◆ **Directions for this task**
Look through the material below. Copy each line that contains the string "Positions".
..............................
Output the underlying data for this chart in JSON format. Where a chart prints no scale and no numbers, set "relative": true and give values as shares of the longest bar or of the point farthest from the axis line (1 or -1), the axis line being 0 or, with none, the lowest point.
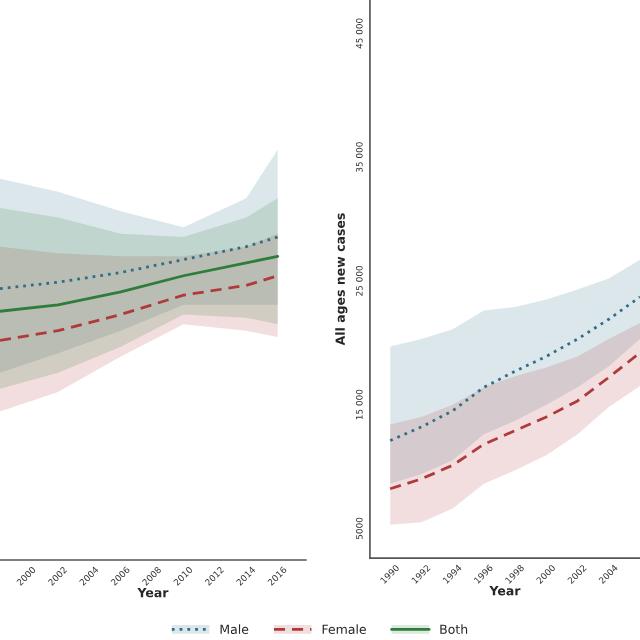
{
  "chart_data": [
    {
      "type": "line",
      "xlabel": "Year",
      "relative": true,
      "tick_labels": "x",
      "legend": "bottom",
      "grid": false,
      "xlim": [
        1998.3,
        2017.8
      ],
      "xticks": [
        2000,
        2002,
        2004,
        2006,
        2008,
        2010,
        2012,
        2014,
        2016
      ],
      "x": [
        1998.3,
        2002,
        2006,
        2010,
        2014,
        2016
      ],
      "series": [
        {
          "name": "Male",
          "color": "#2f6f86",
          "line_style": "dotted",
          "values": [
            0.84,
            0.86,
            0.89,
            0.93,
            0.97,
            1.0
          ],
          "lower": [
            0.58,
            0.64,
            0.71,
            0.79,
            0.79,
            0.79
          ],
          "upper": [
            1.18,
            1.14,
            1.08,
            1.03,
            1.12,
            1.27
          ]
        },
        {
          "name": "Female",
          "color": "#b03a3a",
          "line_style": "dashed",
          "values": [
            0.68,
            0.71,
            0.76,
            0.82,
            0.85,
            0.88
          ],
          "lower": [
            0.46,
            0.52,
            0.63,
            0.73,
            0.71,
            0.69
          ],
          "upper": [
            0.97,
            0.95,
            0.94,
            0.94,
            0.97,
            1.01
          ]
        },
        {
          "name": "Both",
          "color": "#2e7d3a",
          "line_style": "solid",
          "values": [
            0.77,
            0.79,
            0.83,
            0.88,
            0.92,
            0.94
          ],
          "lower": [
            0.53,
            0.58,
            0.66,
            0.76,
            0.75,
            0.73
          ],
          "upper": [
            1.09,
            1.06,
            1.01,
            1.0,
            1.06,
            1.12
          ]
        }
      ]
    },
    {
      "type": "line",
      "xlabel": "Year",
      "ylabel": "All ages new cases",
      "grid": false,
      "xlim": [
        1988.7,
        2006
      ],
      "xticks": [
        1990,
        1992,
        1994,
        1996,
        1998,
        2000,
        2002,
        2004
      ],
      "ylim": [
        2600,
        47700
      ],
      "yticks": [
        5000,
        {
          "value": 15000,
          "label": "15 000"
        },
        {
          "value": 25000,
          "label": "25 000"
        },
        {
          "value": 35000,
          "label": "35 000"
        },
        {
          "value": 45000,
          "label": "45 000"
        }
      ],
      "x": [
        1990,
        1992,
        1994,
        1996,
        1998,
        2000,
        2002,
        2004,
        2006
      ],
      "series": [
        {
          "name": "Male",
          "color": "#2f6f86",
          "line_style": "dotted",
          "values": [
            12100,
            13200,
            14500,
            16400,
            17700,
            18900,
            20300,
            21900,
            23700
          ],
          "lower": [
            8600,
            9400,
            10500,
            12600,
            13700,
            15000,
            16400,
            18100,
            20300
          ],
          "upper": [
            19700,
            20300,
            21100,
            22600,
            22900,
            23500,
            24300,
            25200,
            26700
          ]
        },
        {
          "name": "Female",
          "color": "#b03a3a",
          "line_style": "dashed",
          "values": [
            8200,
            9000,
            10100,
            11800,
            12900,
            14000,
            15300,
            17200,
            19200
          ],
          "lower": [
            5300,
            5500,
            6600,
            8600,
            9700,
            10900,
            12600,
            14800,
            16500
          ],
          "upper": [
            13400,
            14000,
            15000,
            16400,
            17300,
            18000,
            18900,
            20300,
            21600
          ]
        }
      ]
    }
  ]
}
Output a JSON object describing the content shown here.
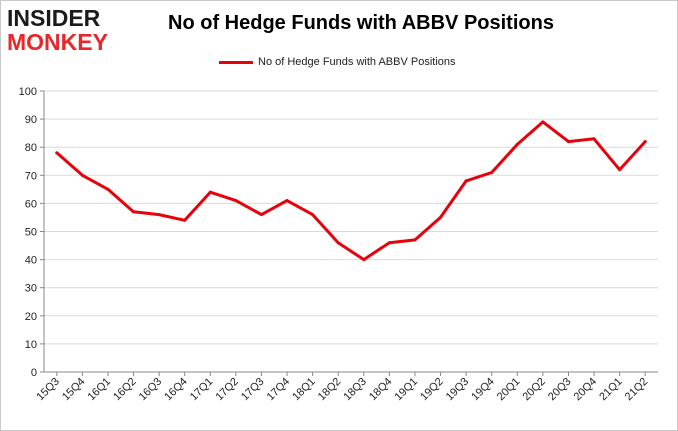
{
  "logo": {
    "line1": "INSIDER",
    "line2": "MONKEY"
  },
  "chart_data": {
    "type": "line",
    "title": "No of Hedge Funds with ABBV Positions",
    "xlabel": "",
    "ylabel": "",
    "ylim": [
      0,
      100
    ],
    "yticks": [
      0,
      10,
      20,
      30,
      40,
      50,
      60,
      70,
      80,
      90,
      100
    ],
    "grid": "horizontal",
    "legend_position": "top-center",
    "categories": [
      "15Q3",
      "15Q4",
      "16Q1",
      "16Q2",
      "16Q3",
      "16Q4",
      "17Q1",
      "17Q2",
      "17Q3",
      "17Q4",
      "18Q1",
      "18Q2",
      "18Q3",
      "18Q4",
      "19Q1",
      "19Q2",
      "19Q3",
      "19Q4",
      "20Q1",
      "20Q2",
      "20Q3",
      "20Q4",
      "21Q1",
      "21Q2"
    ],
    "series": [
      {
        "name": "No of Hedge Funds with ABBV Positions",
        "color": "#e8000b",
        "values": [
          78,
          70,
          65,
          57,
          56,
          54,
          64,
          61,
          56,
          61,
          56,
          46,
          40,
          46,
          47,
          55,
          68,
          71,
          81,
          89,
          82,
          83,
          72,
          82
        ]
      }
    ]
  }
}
..............................
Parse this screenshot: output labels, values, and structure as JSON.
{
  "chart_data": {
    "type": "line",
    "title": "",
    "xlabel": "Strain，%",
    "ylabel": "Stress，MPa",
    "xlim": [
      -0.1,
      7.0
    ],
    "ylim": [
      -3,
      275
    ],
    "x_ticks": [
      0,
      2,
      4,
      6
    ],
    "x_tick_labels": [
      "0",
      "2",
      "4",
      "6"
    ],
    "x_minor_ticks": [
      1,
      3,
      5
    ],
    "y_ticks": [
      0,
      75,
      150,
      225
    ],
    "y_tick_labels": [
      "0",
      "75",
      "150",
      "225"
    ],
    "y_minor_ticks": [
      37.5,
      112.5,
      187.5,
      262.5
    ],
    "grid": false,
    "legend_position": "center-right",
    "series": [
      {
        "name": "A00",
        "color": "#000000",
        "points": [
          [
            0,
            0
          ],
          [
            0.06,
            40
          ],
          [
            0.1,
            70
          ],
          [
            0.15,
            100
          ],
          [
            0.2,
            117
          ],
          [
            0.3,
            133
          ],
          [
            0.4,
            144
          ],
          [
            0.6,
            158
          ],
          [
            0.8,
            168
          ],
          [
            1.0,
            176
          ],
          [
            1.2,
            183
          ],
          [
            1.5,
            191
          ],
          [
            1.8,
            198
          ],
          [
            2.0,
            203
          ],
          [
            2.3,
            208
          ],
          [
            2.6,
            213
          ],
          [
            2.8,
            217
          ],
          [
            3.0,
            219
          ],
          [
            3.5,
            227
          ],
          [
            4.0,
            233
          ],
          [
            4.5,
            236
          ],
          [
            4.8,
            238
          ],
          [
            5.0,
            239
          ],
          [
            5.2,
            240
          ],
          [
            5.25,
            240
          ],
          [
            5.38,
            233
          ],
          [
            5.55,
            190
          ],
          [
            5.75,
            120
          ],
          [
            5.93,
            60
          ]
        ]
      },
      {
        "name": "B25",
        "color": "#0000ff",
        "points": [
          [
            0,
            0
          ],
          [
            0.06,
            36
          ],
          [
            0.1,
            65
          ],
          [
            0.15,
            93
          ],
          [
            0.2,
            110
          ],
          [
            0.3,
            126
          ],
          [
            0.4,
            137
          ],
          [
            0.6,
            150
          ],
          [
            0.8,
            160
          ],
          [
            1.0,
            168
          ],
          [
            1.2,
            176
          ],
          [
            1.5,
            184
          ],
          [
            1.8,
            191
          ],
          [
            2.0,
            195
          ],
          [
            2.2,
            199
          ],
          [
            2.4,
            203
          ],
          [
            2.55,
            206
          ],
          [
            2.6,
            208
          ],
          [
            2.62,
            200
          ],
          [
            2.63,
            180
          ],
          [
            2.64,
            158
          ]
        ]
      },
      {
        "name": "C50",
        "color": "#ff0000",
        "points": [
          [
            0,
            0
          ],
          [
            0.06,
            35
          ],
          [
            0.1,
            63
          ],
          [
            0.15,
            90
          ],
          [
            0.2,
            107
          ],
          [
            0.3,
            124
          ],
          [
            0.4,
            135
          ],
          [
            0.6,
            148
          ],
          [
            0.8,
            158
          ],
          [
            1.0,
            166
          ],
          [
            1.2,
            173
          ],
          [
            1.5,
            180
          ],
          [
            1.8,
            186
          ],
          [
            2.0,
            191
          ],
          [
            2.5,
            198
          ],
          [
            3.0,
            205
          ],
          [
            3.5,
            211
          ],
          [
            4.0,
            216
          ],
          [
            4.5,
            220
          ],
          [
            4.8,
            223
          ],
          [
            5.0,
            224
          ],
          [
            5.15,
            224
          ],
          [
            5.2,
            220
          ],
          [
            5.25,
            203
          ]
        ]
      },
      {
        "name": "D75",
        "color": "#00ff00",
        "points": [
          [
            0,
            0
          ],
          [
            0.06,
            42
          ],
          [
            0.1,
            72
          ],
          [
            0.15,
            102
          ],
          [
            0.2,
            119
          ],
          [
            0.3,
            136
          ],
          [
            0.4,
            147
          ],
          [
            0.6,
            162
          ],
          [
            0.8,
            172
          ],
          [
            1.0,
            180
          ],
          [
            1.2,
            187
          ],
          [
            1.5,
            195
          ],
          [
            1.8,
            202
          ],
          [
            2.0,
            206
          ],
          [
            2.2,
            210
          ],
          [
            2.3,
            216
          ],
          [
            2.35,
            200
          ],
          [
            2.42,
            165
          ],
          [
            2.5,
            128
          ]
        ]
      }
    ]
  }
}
..............................
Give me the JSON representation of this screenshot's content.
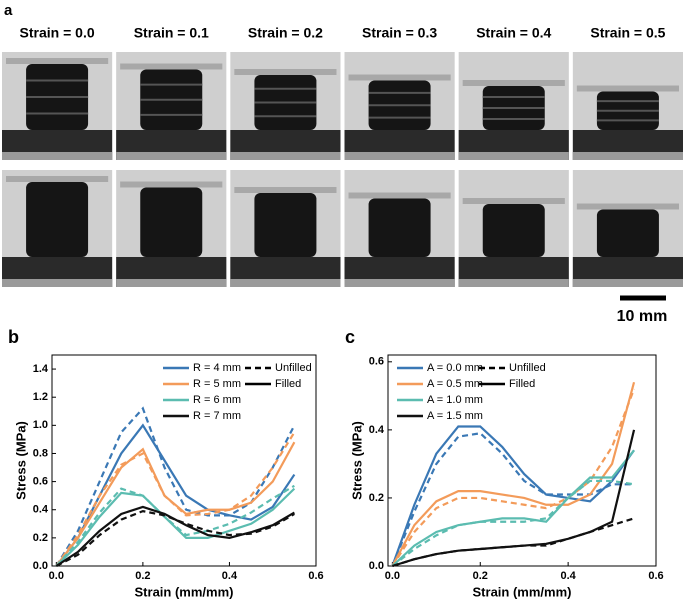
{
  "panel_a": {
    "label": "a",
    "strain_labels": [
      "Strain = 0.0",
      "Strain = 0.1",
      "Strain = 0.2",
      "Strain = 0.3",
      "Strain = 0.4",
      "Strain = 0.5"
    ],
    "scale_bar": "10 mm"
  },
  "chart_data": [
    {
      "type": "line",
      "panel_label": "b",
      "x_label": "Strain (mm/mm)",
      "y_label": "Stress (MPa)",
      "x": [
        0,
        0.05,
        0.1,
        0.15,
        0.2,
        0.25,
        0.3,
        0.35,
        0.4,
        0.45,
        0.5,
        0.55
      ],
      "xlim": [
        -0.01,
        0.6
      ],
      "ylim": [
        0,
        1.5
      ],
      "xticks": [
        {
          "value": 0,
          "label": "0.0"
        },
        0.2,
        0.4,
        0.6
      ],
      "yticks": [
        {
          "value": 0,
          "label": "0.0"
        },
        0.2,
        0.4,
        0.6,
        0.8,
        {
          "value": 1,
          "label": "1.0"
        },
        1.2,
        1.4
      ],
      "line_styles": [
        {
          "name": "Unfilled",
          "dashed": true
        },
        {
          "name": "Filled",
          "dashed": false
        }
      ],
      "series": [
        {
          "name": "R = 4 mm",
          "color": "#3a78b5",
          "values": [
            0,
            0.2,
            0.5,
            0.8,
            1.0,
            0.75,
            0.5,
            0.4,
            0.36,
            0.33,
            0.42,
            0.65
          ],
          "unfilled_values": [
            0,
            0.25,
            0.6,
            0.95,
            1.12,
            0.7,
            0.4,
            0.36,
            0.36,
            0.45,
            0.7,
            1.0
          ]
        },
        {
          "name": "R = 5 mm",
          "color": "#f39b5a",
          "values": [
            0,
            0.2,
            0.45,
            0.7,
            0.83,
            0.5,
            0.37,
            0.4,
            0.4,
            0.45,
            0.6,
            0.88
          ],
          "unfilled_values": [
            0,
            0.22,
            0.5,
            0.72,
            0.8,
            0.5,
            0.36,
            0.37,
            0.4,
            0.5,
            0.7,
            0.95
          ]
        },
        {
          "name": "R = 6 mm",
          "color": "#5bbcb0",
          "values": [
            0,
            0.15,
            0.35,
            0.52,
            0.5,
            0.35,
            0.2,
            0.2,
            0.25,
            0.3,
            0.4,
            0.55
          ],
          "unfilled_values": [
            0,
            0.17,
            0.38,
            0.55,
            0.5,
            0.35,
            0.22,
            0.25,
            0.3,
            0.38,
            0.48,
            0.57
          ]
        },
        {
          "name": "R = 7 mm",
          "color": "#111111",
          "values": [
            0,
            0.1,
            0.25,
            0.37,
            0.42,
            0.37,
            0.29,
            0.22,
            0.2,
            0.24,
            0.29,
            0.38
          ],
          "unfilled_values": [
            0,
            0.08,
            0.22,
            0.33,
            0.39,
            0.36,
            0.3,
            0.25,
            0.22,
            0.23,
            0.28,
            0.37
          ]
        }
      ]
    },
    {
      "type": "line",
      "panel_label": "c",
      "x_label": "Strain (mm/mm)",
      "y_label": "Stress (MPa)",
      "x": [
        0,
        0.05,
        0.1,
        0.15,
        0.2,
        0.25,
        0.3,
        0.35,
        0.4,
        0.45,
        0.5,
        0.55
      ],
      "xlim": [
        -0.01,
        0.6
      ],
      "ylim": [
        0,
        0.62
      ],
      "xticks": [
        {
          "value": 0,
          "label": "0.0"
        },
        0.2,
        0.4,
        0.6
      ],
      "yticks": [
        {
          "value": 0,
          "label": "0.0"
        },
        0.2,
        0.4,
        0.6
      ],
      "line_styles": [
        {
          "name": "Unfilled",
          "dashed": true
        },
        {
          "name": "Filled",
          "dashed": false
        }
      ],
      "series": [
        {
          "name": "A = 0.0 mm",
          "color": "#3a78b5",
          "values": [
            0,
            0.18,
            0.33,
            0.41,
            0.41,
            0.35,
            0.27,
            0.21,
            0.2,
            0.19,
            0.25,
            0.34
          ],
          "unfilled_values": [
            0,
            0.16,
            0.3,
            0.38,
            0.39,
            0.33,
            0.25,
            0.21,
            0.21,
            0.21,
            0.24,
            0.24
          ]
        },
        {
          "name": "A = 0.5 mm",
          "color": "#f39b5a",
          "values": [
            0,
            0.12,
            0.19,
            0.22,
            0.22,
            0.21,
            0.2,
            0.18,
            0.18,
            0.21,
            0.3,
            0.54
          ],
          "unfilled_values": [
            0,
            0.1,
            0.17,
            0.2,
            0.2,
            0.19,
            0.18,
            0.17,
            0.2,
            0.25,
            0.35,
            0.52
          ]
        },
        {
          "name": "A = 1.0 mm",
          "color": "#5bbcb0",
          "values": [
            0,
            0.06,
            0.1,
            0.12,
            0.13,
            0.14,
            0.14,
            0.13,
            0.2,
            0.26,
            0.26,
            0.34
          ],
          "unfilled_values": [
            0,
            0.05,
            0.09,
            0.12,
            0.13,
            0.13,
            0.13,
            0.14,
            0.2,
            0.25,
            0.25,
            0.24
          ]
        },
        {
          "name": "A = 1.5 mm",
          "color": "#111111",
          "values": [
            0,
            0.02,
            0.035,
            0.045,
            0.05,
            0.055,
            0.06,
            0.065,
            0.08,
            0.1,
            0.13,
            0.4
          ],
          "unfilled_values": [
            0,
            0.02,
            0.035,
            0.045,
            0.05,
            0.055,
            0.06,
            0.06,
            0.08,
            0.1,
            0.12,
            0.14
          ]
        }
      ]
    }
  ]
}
..............................
◆ **Full solution**
    "title": "No of Hedge Funds with ABBV Positions",
        "name": "No of Hedge Funds with ABBV Positions",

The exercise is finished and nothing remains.